▸ Short exercise
Locate each line containing the string "Bond" and copy it out.

⟨

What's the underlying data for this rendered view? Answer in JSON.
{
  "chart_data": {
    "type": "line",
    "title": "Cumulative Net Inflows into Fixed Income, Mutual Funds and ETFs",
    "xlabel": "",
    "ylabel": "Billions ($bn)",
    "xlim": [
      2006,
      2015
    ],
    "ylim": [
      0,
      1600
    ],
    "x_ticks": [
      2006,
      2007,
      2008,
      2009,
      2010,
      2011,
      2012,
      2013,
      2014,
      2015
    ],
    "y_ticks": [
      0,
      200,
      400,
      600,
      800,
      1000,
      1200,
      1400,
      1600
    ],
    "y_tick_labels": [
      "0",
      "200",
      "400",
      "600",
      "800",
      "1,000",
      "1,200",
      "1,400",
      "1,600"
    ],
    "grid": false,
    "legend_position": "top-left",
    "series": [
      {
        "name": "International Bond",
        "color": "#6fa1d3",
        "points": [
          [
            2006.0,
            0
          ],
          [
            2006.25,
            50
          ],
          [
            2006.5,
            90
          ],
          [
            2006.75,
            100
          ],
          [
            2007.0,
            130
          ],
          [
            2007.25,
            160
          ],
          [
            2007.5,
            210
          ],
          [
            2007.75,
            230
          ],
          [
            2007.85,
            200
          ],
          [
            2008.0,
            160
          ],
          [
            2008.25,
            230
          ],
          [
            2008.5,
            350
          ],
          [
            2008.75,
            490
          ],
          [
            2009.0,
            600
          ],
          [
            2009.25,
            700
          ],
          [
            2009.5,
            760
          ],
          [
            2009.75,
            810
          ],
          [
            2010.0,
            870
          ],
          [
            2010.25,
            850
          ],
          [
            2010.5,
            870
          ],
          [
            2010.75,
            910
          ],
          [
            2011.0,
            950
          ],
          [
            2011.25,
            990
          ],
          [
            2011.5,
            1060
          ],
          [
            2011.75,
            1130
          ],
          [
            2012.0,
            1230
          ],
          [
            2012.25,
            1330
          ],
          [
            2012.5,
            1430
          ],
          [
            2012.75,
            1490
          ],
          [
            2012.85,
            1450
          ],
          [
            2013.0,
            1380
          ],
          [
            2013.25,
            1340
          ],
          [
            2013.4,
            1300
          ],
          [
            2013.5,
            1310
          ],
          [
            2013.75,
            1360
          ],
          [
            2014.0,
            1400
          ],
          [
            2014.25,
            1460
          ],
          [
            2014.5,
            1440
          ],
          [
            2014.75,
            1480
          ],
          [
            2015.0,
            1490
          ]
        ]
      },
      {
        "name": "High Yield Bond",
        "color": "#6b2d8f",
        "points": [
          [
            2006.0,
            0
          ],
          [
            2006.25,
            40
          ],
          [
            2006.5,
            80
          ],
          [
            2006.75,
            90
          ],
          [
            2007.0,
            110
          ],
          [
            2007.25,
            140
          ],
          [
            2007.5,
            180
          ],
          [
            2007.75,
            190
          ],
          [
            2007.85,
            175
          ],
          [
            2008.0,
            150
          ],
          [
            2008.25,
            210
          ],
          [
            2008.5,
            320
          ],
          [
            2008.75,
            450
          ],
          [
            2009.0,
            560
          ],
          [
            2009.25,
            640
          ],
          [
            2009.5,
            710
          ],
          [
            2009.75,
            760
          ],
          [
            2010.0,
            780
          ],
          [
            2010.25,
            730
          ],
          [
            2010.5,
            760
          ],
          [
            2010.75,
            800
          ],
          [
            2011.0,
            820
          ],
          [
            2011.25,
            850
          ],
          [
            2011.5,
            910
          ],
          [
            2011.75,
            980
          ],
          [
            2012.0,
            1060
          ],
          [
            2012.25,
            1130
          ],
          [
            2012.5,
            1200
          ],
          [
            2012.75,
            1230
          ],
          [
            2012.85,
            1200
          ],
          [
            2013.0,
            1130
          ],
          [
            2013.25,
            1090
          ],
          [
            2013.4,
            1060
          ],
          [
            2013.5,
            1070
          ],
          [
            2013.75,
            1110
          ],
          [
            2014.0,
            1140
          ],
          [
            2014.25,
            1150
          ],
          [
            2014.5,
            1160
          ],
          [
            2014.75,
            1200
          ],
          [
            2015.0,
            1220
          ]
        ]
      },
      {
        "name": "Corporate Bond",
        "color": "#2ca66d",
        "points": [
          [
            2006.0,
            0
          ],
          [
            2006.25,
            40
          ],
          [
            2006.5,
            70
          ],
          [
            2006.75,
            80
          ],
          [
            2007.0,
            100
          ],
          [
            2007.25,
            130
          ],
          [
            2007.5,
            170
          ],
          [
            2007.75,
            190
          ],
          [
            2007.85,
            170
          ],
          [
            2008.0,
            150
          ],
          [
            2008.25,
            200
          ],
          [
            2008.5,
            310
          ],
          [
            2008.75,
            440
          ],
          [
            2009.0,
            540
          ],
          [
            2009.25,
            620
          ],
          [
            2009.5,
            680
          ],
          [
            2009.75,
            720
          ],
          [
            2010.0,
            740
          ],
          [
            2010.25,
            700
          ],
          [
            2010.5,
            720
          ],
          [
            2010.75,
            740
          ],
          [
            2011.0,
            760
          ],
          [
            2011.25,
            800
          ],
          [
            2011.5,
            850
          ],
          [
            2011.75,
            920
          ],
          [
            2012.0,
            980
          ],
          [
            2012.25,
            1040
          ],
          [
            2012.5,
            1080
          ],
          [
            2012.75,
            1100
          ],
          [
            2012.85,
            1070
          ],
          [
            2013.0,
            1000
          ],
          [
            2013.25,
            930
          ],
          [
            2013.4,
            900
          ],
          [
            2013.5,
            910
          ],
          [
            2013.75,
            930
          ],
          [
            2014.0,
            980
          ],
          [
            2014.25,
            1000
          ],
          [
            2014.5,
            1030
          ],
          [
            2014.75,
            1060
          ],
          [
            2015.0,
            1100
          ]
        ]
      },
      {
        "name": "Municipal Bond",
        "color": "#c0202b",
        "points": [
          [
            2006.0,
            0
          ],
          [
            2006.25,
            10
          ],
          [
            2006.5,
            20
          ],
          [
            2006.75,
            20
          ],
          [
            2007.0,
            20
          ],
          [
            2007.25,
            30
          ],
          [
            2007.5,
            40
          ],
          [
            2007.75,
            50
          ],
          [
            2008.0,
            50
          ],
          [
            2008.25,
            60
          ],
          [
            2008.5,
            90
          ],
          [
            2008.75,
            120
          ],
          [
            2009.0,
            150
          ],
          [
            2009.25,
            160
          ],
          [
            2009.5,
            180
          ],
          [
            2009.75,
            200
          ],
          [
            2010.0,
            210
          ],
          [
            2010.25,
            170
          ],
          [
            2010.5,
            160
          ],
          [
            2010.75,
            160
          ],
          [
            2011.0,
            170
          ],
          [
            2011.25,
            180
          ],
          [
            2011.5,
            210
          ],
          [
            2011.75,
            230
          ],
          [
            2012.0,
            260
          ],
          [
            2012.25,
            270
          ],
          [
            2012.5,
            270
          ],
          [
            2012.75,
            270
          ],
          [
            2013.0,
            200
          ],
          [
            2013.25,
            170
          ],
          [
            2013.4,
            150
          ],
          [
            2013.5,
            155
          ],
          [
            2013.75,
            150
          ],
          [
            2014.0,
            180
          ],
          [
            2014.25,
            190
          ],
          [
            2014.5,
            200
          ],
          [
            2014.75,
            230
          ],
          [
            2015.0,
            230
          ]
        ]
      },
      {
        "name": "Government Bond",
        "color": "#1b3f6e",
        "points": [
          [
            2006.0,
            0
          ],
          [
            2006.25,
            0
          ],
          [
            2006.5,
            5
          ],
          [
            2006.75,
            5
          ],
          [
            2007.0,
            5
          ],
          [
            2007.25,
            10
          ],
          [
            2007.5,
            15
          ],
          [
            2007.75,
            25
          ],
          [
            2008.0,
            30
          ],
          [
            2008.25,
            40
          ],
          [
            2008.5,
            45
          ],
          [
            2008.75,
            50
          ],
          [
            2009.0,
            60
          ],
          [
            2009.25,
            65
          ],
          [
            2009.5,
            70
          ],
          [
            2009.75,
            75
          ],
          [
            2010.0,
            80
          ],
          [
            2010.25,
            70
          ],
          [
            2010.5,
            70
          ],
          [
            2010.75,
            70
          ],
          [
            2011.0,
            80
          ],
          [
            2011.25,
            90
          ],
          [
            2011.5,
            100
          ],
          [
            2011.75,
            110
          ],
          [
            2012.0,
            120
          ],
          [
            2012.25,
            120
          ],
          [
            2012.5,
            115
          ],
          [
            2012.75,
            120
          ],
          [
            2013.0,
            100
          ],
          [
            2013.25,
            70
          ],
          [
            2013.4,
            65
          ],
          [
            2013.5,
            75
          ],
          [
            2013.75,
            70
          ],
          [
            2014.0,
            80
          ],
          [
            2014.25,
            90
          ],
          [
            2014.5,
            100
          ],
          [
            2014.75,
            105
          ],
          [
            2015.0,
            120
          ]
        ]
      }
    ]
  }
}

⟩

▸ Exercise output
        "name": "International Bond",
        "name": "High Yield Bond",
        "name": "Corporate Bond",
        "name": "Municipal Bond",
        "name": "Government Bond",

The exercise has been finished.